**ENTRIES SUPPLIED:**
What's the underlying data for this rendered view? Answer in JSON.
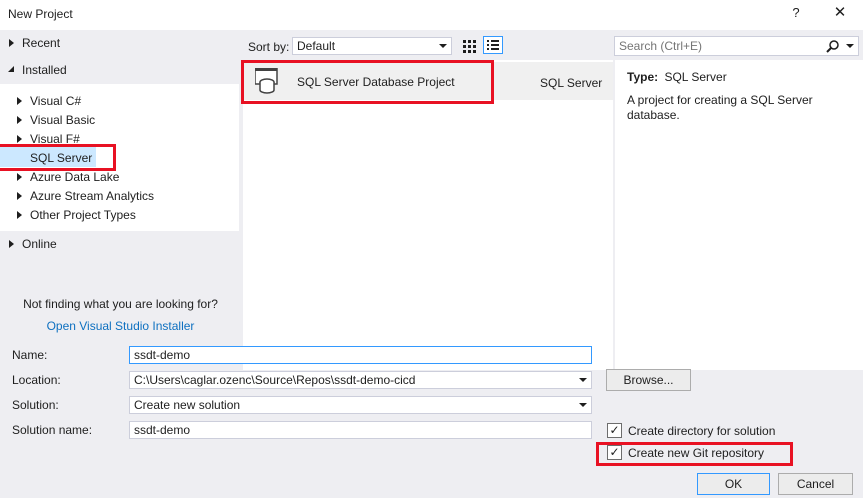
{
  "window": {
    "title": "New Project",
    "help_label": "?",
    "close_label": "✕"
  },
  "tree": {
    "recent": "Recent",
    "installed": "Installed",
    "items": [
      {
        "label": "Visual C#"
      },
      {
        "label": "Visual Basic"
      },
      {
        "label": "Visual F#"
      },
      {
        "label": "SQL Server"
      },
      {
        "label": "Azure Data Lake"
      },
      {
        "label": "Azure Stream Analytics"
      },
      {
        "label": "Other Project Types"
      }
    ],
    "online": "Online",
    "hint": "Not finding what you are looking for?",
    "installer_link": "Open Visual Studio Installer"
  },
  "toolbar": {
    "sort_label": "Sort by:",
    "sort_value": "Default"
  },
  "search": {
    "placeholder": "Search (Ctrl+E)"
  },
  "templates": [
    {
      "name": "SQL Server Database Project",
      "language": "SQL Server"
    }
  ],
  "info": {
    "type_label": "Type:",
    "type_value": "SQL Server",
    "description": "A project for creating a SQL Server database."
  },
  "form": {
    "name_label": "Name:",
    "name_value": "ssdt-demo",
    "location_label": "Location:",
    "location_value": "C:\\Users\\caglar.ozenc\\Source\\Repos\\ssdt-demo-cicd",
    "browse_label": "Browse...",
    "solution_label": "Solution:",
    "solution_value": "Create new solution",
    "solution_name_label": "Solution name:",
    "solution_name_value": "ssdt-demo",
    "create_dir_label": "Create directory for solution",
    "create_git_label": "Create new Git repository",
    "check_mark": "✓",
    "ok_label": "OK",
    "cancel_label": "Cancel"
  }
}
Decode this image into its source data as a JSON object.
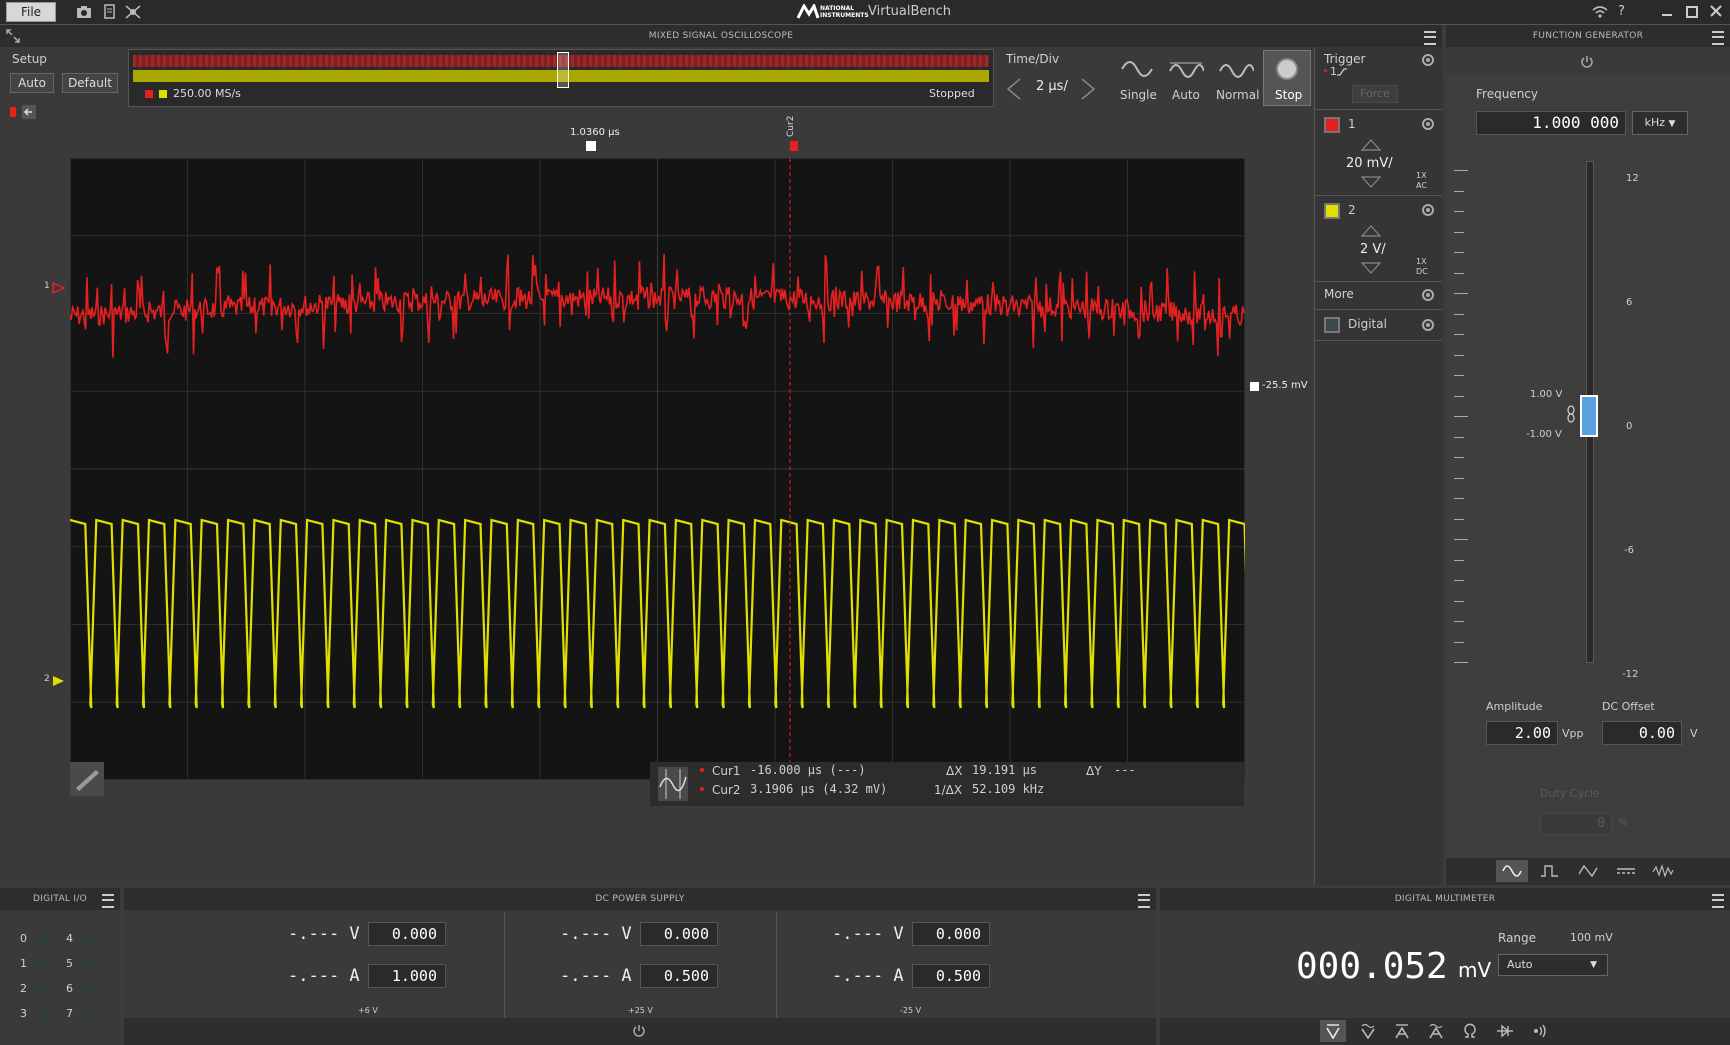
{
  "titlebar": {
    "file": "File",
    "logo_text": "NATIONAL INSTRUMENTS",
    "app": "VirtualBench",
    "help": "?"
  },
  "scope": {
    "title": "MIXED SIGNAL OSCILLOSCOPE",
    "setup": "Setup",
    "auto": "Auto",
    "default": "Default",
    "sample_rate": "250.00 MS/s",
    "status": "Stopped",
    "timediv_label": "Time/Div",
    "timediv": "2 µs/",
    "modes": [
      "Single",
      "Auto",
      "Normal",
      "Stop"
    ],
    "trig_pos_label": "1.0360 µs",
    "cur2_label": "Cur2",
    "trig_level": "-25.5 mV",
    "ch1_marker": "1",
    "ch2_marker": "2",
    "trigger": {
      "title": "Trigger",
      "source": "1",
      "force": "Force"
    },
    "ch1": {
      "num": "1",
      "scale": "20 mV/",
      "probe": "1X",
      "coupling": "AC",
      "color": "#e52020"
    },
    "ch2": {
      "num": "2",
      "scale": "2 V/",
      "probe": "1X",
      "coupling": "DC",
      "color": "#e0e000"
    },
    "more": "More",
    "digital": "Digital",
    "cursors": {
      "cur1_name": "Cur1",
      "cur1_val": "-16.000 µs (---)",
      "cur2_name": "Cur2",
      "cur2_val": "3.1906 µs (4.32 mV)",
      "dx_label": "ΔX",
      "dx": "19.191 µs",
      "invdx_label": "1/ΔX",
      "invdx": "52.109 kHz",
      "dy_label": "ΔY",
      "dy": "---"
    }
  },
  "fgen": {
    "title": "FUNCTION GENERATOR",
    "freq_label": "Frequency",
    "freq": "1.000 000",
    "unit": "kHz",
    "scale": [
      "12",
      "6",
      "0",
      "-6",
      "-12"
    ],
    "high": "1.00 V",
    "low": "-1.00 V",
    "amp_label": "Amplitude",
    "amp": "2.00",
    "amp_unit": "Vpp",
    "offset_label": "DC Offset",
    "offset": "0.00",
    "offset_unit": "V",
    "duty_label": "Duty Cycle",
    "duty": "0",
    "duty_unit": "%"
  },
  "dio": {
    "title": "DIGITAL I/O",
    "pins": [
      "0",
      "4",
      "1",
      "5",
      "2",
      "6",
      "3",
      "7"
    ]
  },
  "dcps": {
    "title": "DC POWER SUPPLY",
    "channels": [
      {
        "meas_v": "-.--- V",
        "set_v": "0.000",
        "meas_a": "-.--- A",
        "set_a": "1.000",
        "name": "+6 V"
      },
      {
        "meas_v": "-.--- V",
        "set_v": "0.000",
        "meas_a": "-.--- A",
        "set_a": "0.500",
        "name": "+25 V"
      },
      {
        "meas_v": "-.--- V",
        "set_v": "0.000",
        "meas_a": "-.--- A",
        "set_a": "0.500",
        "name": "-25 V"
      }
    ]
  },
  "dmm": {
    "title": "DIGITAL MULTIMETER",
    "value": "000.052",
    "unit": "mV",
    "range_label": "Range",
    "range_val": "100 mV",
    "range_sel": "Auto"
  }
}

--

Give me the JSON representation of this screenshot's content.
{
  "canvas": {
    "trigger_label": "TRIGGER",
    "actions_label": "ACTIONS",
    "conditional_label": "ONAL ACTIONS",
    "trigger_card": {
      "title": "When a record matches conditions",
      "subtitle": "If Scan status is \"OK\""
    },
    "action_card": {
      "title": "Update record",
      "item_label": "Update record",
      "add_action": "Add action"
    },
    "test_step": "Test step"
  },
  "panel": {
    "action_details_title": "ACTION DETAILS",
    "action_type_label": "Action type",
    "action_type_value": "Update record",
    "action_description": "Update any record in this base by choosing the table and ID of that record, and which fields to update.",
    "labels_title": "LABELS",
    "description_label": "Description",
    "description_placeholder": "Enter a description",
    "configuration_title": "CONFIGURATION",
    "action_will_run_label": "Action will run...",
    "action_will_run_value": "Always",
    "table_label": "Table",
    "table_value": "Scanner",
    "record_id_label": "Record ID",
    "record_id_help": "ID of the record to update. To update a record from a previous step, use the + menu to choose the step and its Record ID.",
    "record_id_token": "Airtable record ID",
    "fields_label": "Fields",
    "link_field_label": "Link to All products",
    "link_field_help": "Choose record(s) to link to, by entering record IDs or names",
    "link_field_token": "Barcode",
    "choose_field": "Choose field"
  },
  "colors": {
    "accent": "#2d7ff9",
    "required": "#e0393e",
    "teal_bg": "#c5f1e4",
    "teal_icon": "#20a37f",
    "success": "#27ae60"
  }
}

--

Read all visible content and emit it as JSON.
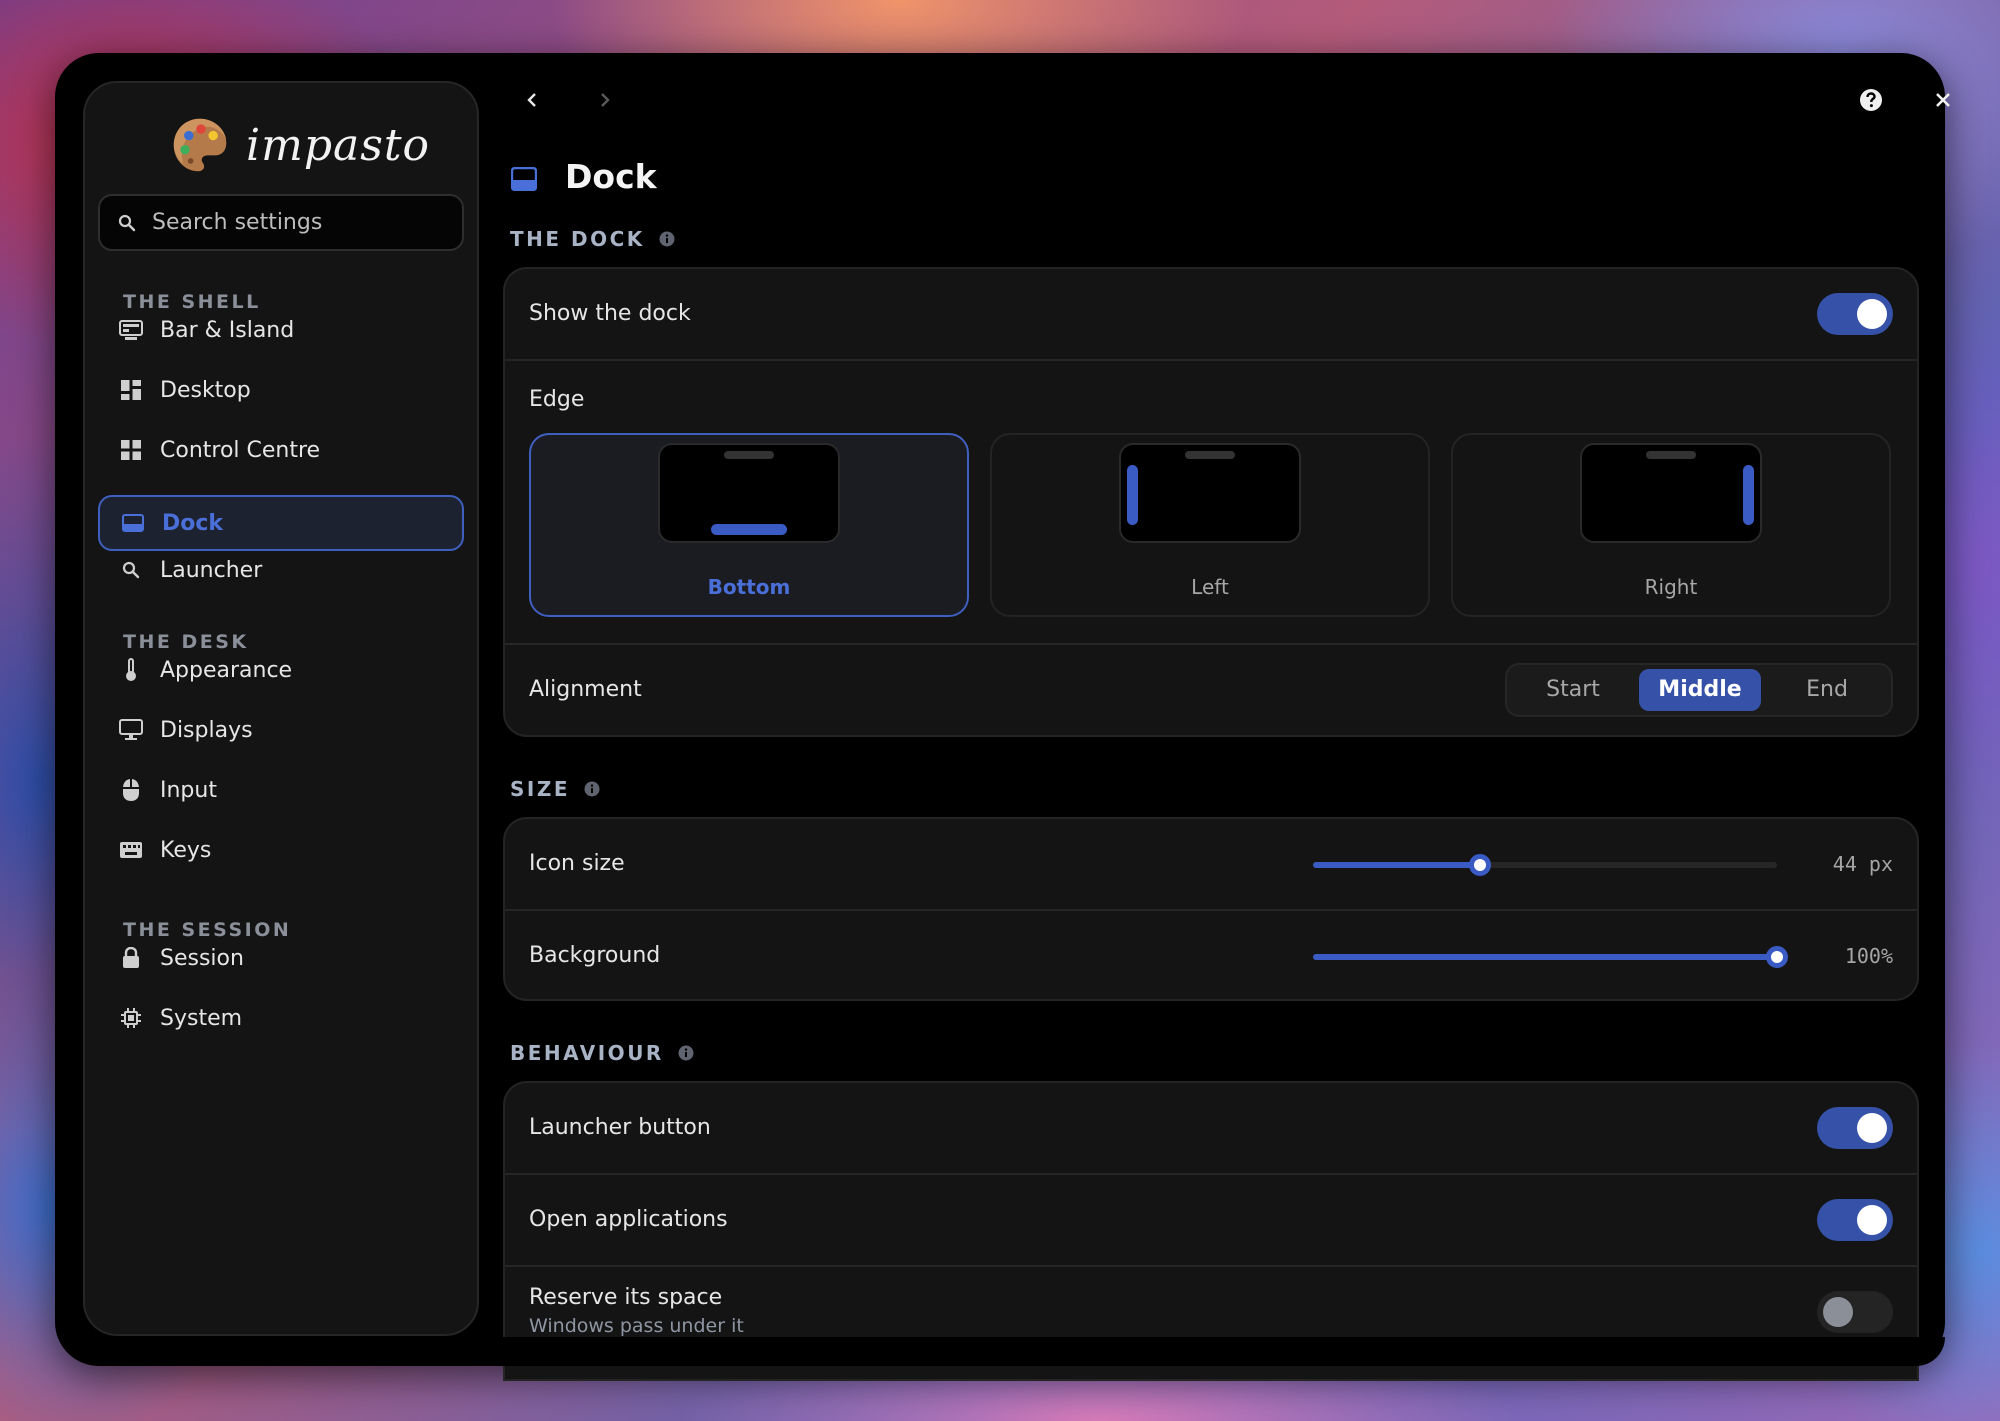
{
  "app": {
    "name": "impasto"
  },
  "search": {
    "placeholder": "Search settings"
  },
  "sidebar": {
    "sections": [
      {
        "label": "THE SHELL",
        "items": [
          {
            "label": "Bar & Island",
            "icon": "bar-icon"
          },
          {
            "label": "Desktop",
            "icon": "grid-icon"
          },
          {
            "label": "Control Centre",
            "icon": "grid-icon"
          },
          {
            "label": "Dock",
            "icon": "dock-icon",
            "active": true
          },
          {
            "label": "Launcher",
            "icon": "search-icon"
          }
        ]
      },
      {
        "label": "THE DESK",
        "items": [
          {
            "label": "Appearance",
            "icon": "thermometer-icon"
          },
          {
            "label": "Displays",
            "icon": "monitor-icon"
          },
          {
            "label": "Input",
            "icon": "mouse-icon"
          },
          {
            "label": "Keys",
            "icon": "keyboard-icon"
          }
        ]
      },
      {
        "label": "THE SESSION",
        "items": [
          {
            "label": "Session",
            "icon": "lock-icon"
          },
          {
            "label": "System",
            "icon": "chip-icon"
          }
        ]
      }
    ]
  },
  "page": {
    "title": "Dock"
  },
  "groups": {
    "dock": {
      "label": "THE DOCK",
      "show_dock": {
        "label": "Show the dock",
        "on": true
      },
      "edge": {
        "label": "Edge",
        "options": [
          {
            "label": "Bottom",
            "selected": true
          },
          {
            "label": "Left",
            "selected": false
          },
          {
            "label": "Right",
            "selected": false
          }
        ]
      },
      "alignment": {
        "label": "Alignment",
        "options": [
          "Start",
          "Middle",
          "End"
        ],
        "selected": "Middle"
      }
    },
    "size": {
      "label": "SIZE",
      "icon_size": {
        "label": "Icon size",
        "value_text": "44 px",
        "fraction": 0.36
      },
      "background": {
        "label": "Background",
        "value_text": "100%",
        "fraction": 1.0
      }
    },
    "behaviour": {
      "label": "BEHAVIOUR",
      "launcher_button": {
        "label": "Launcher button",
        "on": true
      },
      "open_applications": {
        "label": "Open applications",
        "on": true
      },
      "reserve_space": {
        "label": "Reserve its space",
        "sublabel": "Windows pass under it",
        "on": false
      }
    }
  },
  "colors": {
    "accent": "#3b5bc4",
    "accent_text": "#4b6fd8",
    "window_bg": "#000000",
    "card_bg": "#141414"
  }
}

**TASK:**
Check each line of the entries above, and show every one holding the word "Default".

**RESULT FOR THIS TASK:**
    "sort_value": "Default"
    "default": "Default",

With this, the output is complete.